(Stored data entries)
———

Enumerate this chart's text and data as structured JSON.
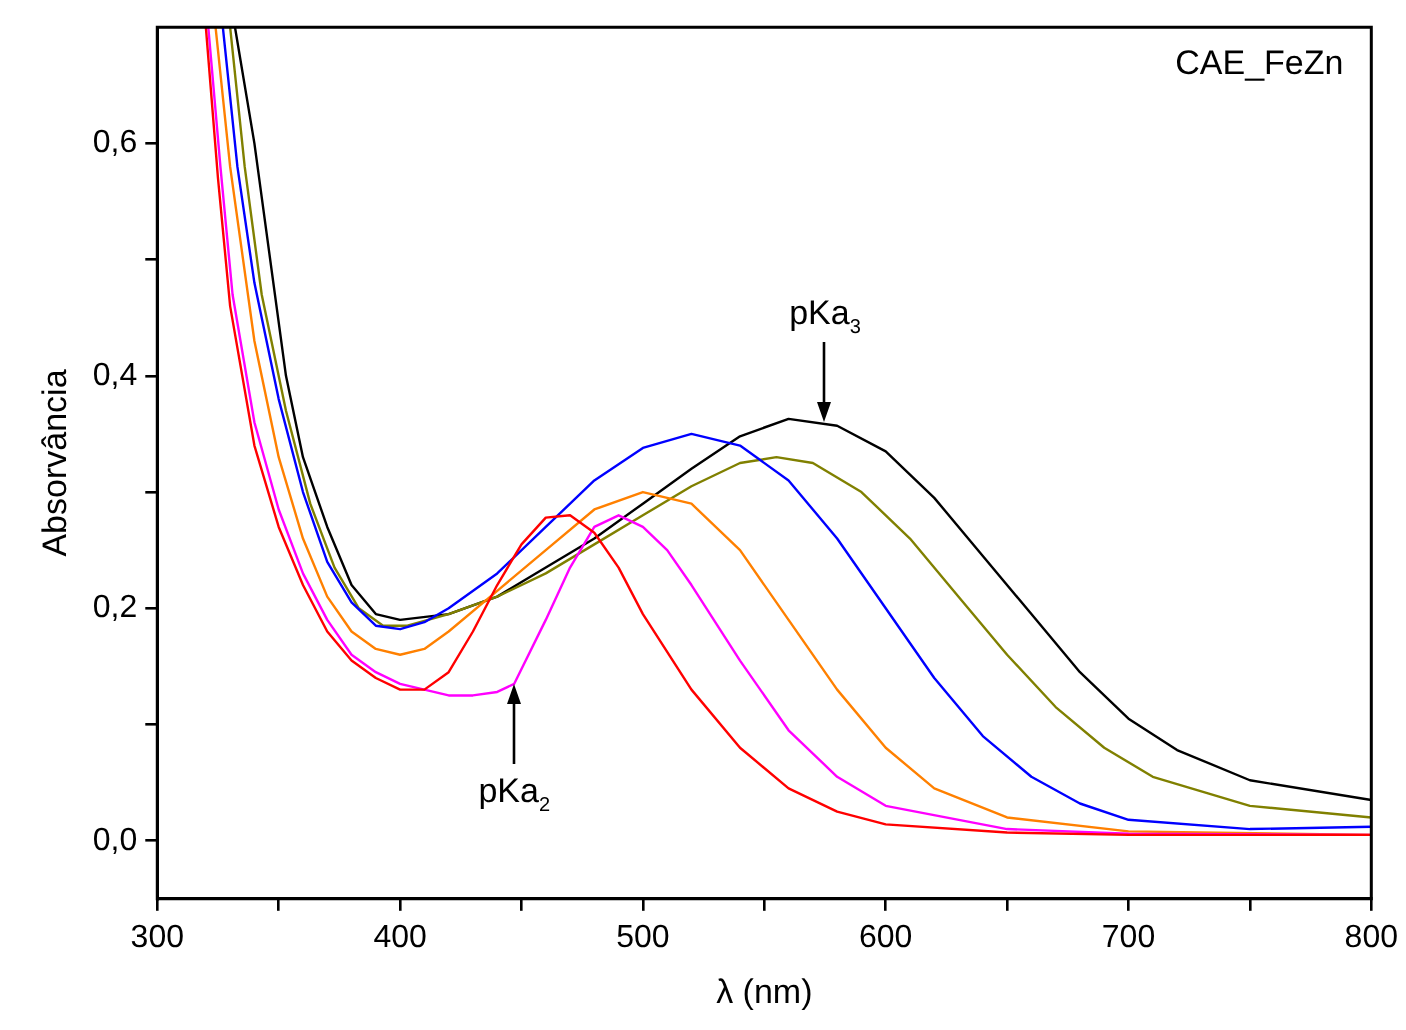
{
  "chart_data": {
    "type": "line",
    "xlabel": "λ (nm)",
    "ylabel": "Absorvância",
    "xlim": [
      300,
      800
    ],
    "xticks": [
      300,
      {
        "value": 350,
        "label": null
      },
      400,
      {
        "value": 450,
        "label": null
      },
      500,
      {
        "value": 550,
        "label": null
      },
      600,
      {
        "value": 650,
        "label": null
      },
      700,
      {
        "value": 750,
        "label": null
      },
      800
    ],
    "ylim": [
      -0.05,
      0.7
    ],
    "yticks": [
      {
        "value": 0,
        "label": "0,0"
      },
      {
        "value": 0.1,
        "label": null
      },
      {
        "value": 0.2,
        "label": "0,2"
      },
      {
        "value": 0.3,
        "label": null
      },
      {
        "value": 0.4,
        "label": "0,4"
      },
      {
        "value": 0.5,
        "label": null
      },
      {
        "value": 0.6,
        "label": "0,6"
      }
    ],
    "grid": false,
    "legend": false,
    "marker": "none",
    "line_style": "solid",
    "annotations": [
      "CAE_FeZn",
      {
        "text": "pKa$_{2}$",
        "x": 447,
        "y": 0.135
      },
      {
        "text": "pKa$_{3}$",
        "x": 575,
        "y": 0.36
      }
    ],
    "series": [
      {
        "color": "#ff0000",
        "x": [
          320,
          325,
          330,
          340,
          350,
          360,
          370,
          380,
          390,
          400,
          410,
          420,
          430,
          440,
          450,
          460,
          470,
          480,
          490,
          500,
          520,
          540,
          560,
          580,
          600,
          650,
          700,
          800
        ],
        "values": [
          0.7,
          0.57,
          0.46,
          0.34,
          0.27,
          0.22,
          0.18,
          0.155,
          0.14,
          0.13,
          0.13,
          0.145,
          0.18,
          0.22,
          0.255,
          0.278,
          0.28,
          0.265,
          0.235,
          0.195,
          0.13,
          0.08,
          0.045,
          0.025,
          0.014,
          0.007,
          0.005,
          0.005
        ]
      },
      {
        "color": "#ff00ff",
        "x": [
          321,
          326,
          331,
          340,
          350,
          360,
          370,
          380,
          390,
          400,
          410,
          420,
          430,
          440,
          447,
          460,
          470,
          480,
          490,
          500,
          510,
          520,
          540,
          560,
          580,
          600,
          650,
          700,
          800
        ],
        "values": [
          0.7,
          0.58,
          0.47,
          0.36,
          0.285,
          0.23,
          0.19,
          0.16,
          0.145,
          0.135,
          0.13,
          0.125,
          0.125,
          0.128,
          0.135,
          0.19,
          0.235,
          0.27,
          0.28,
          0.27,
          0.25,
          0.22,
          0.155,
          0.095,
          0.055,
          0.03,
          0.01,
          0.006,
          0.005
        ]
      },
      {
        "color": "#ff8000",
        "x": [
          324,
          330,
          340,
          350,
          360,
          370,
          380,
          390,
          400,
          410,
          420,
          440,
          460,
          480,
          500,
          520,
          540,
          560,
          580,
          600,
          620,
          650,
          700,
          800
        ],
        "values": [
          0.7,
          0.58,
          0.43,
          0.33,
          0.26,
          0.21,
          0.18,
          0.165,
          0.16,
          0.165,
          0.18,
          0.215,
          0.25,
          0.285,
          0.3,
          0.29,
          0.25,
          0.19,
          0.13,
          0.08,
          0.045,
          0.02,
          0.008,
          0.005
        ]
      },
      {
        "color": "#0000ff",
        "x": [
          327,
          333,
          340,
          350,
          360,
          370,
          380,
          390,
          400,
          410,
          420,
          440,
          460,
          480,
          500,
          520,
          540,
          560,
          580,
          600,
          620,
          640,
          660,
          680,
          700,
          750,
          800
        ],
        "values": [
          0.7,
          0.58,
          0.48,
          0.38,
          0.3,
          0.24,
          0.205,
          0.185,
          0.182,
          0.188,
          0.2,
          0.23,
          0.27,
          0.31,
          0.338,
          0.35,
          0.34,
          0.31,
          0.26,
          0.2,
          0.14,
          0.09,
          0.055,
          0.032,
          0.018,
          0.01,
          0.012
        ]
      },
      {
        "color": "#808000",
        "x": [
          330,
          336,
          343,
          353,
          363,
          373,
          383,
          393,
          403,
          420,
          440,
          460,
          480,
          500,
          520,
          540,
          555,
          570,
          590,
          610,
          630,
          650,
          670,
          690,
          710,
          750,
          800
        ],
        "values": [
          0.7,
          0.58,
          0.47,
          0.37,
          0.29,
          0.235,
          0.2,
          0.185,
          0.185,
          0.195,
          0.21,
          0.23,
          0.255,
          0.28,
          0.305,
          0.325,
          0.33,
          0.325,
          0.3,
          0.26,
          0.21,
          0.16,
          0.115,
          0.08,
          0.055,
          0.03,
          0.02
        ]
      },
      {
        "color": "#000000",
        "x": [
          332,
          340,
          353,
          360,
          370,
          380,
          390,
          400,
          420,
          440,
          460,
          480,
          500,
          520,
          540,
          560,
          580,
          600,
          620,
          640,
          660,
          680,
          700,
          720,
          750,
          800
        ],
        "values": [
          0.7,
          0.6,
          0.4,
          0.33,
          0.27,
          0.22,
          0.195,
          0.19,
          0.195,
          0.21,
          0.235,
          0.26,
          0.29,
          0.32,
          0.348,
          0.363,
          0.357,
          0.335,
          0.295,
          0.245,
          0.195,
          0.145,
          0.105,
          0.078,
          0.052,
          0.035
        ]
      }
    ]
  }
}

———

Stated exercise
Identify each line in the records above that contains the word "color", and copy it out in full.

Exercise solution
        "color": "#ff0000",
        "color": "#ff00ff",
        "color": "#ff8000",
        "color": "#0000ff",
        "color": "#808000",
        "color": "#000000",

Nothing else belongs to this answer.